**Objective**
Write the material out again in full, exactly.
---
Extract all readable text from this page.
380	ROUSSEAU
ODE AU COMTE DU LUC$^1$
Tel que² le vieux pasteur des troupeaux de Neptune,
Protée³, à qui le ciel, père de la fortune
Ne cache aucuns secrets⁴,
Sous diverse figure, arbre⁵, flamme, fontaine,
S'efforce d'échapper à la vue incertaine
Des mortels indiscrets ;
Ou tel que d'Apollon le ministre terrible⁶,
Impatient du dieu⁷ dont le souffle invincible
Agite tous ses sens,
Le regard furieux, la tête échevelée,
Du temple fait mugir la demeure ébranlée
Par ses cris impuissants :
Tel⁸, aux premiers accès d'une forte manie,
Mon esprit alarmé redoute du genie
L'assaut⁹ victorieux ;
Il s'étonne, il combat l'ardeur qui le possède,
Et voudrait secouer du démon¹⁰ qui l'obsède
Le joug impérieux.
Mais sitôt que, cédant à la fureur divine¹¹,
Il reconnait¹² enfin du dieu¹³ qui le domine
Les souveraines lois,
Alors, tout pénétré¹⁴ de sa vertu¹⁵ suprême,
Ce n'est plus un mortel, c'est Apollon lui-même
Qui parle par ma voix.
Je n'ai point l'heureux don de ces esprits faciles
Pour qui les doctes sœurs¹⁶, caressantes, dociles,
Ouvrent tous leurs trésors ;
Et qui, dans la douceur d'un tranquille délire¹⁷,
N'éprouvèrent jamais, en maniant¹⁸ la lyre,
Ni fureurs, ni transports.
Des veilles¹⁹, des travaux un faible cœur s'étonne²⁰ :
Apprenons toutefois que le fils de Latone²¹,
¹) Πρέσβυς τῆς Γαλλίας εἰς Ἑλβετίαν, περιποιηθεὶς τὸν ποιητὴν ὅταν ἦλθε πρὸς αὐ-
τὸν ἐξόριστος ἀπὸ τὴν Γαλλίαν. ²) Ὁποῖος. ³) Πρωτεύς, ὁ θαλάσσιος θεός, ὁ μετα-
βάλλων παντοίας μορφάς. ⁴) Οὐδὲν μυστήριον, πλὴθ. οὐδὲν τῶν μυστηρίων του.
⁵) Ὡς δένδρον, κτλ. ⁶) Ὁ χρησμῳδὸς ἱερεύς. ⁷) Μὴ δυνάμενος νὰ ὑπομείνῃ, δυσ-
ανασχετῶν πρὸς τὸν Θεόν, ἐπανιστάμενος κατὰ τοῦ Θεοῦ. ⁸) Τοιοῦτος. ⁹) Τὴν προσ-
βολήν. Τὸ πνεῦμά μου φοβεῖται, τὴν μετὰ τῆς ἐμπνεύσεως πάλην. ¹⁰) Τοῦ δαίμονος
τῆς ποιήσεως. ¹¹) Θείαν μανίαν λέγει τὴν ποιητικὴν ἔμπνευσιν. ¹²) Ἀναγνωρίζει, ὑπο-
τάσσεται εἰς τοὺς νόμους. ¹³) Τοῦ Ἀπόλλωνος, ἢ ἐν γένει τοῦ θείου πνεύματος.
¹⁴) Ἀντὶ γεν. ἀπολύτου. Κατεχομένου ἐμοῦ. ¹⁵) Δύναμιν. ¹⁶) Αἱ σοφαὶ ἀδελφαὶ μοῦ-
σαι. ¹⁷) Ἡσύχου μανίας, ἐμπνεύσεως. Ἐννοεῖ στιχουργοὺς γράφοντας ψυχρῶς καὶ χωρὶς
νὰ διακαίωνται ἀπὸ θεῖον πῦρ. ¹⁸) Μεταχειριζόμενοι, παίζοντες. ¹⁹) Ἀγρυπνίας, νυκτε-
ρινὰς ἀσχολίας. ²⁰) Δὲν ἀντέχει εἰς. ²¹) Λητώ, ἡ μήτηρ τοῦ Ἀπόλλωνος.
---
**Result**
Extract all readable text from this page.
380	ROUSSEAU
ODE AU COMTE DU LUC$^1$
Tel que² le vieux pasteur des troupeaux de Neptune,
Protée³, à qui le ciel, père de la fortune
Ne cache aucuns secrets⁴,
Sous diverse figure, arbre⁵, flamme, fontaine,
S'efforce d'échapper à la vue incertaine
Des mortels indiscrets ;
Ou tel que d'Apollon le ministre terrible⁶,
Impatient du dieu⁷ dont le souffle invincible
Agite tous ses sens,
Le regard furieux, la tête échevelée,
Du temple fait mugir la demeure ébranlée
Par ses cris impuissants :
Tel⁸, aux premiers accès d'une forte manie,
Mon esprit alarmé redoute du genie
L'assaut⁹ victorieux ;
Il s'étonne, il combat l'ardeur qui le possède,
Et voudrait secouer du démon¹⁰ qui l'obsède
Le joug impérieux.
Mais sitôt que, cédant à la fureur divine¹¹,
Il reconnait¹² enfin du dieu¹³ qui le domine
Les souveraines lois,
Alors, tout pénétré¹⁴ de sa vertu¹⁵ suprême,
Ce n'est plus un mortel, c'est Apollon lui-même
Qui parle par ma voix.
Je n'ai point l'heureux don de ces esprits faciles
Pour qui les doctes sœurs¹⁶, caressantes, dociles,
Ouvrent tous leurs trésors ;
Et qui, dans la douceur d'un tranquille délire¹⁷,
N'éprouvèrent jamais, en maniant¹⁸ la lyre,
Ni fureurs, ni transports.
Des veilles¹⁹, des travaux un faible cœur s'étonne²⁰ :
Apprenons toutefois que le fils de Latone²¹,
¹) Πρέσβυς τῆς Γαλλίας εἰς Ἑλβετίαν, περιποιηθεὶς τὸν ποιητὴν ὅταν ἦλθε πρὸς αὐ-
τὸν ἐξόριστος ἀπὸ τὴν Γαλλίαν. ²) Ὁποῖος. ³) Πρωτεύς, ὁ θαλάσσιος θεός, ὁ μετα-
βάλλων παντοίας μορφάς. ⁴) Οὐδὲν μυστήριον, πλὴθ. οὐδὲν τῶν μυστηρίων του.
⁵) Ὡς δένδρον, κτλ. ⁶) Ὁ χρησμῳδὸς ἱερεύς. ⁷) Μὴ δυνάμενος νὰ ὑπομείνῃ, δυσ-
ανασχετῶν πρὸς τὸν Θεόν, ἐπανιστάμενος κατὰ τοῦ Θεοῦ. ⁸) Τοιοῦτος. ⁹) Τὴν προσ-
βολήν. Τὸ πνεῦμά μου φοβεῖται, τὴν μετὰ τῆς ἐμπνεύσεως πάλην. ¹⁰) Τοῦ δαίμονος
τῆς ποιήσεως. ¹¹) Θείαν μανίαν λέγει τὴν ποιητικὴν ἔμπνευσιν. ¹²) Ἀναγνωρίζει, ὑπο-
τάσσεται εἰς τοὺς νόμους. ¹³) Τοῦ Ἀπόλλωνος, ἢ ἐν γένει τοῦ θείου πνεύματος.
¹⁴) Ἀντὶ γεν. ἀπολύτου. Κατεχομένου ἐμοῦ. ¹⁵) Δύναμιν. ¹⁶) Αἱ σοφαὶ ἀδελφαὶ μοῦ-
σαι. ¹⁷) Ἡσύχου μανίας, ἐμπνεύσεως. Ἐννοεῖ στιχουργοὺς γράφοντας ψυχρῶς καὶ χωρὶς
νὰ διακαίωνται ἀπὸ θεῖον πῦρ. ¹⁸) Μεταχειριζόμενοι, παίζοντες. ¹⁹) Ἀγρυπνίας, νυκτε-
ρινὰς ἀσχολίας. ²⁰) Δὲν ἀντέχει εἰς. ²¹) Λητώ, ἡ μήτηρ τοῦ Ἀπόλλωνος.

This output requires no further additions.